Goal of the exercise:
Repeat the records below exactly as they appear.

Record set:
******
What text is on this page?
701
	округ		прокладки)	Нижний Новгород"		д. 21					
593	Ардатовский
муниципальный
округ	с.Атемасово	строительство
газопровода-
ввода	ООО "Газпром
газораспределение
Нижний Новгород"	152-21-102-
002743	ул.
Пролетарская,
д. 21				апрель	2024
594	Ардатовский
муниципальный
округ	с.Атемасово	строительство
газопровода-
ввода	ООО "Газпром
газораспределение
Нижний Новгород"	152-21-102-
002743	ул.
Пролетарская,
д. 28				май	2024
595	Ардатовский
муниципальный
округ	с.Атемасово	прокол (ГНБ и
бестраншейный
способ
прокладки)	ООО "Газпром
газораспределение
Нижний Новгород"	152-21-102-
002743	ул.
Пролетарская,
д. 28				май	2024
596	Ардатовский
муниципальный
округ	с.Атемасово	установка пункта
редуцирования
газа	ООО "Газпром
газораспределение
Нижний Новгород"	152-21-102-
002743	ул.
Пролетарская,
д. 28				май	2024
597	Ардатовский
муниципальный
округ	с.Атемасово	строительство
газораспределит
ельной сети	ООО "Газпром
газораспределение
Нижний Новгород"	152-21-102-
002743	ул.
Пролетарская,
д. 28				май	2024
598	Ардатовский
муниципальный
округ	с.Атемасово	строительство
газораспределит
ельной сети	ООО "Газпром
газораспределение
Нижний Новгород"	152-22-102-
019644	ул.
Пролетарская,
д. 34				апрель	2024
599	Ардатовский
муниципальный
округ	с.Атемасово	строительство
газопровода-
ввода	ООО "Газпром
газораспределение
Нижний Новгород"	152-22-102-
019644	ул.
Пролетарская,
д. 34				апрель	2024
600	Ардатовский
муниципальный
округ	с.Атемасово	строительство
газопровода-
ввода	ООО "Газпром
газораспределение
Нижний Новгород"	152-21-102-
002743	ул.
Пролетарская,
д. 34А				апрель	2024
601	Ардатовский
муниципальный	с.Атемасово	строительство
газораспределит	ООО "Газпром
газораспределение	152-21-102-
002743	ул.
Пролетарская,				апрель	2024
******
In response:
What text is on this page?
701
	округ		прокладки)	Нижний Новгород"		д. 21					
593	Ардатовский
муниципальный
округ	с.Атемасово	строительство
газопровода-
ввода	ООО "Газпром
газораспределение
Нижний Новгород"	152-21-102-
002743	ул.
Пролетарская,
д. 21				апрель	2024
594	Ардатовский
муниципальный
округ	с.Атемасово	строительство
газопровода-
ввода	ООО "Газпром
газораспределение
Нижний Новгород"	152-21-102-
002743	ул.
Пролетарская,
д. 28				май	2024
595	Ардатовский
муниципальный
округ	с.Атемасово	прокол (ГНБ и
бестраншейный
способ
прокладки)	ООО "Газпром
газораспределение
Нижний Новгород"	152-21-102-
002743	ул.
Пролетарская,
д. 28				май	2024
596	Ардатовский
муниципальный
округ	с.Атемасово	установка пункта
редуцирования
газа	ООО "Газпром
газораспределение
Нижний Новгород"	152-21-102-
002743	ул.
Пролетарская,
д. 28				май	2024
597	Ардатовский
муниципальный
округ	с.Атемасово	строительство
газораспределит
ельной сети	ООО "Газпром
газораспределение
Нижний Новгород"	152-21-102-
002743	ул.
Пролетарская,
д. 28				май	2024
598	Ардатовский
муниципальный
округ	с.Атемасово	строительство
газораспределит
ельной сети	ООО "Газпром
газораспределение
Нижний Новгород"	152-22-102-
019644	ул.
Пролетарская,
д. 34				апрель	2024
599	Ардатовский
муниципальный
округ	с.Атемасово	строительство
газопровода-
ввода	ООО "Газпром
газораспределение
Нижний Новгород"	152-22-102-
019644	ул.
Пролетарская,
д. 34				апрель	2024
600	Ардатовский
муниципальный
округ	с.Атемасово	строительство
газопровода-
ввода	ООО "Газпром
газораспределение
Нижний Новгород"	152-21-102-
002743	ул.
Пролетарская,
д. 34А				апрель	2024
601	Ардатовский
муниципальный	с.Атемасово	строительство
газораспределит	ООО "Газпром
газораспределение	152-21-102-
002743	ул.
Пролетарская,				апрель	2024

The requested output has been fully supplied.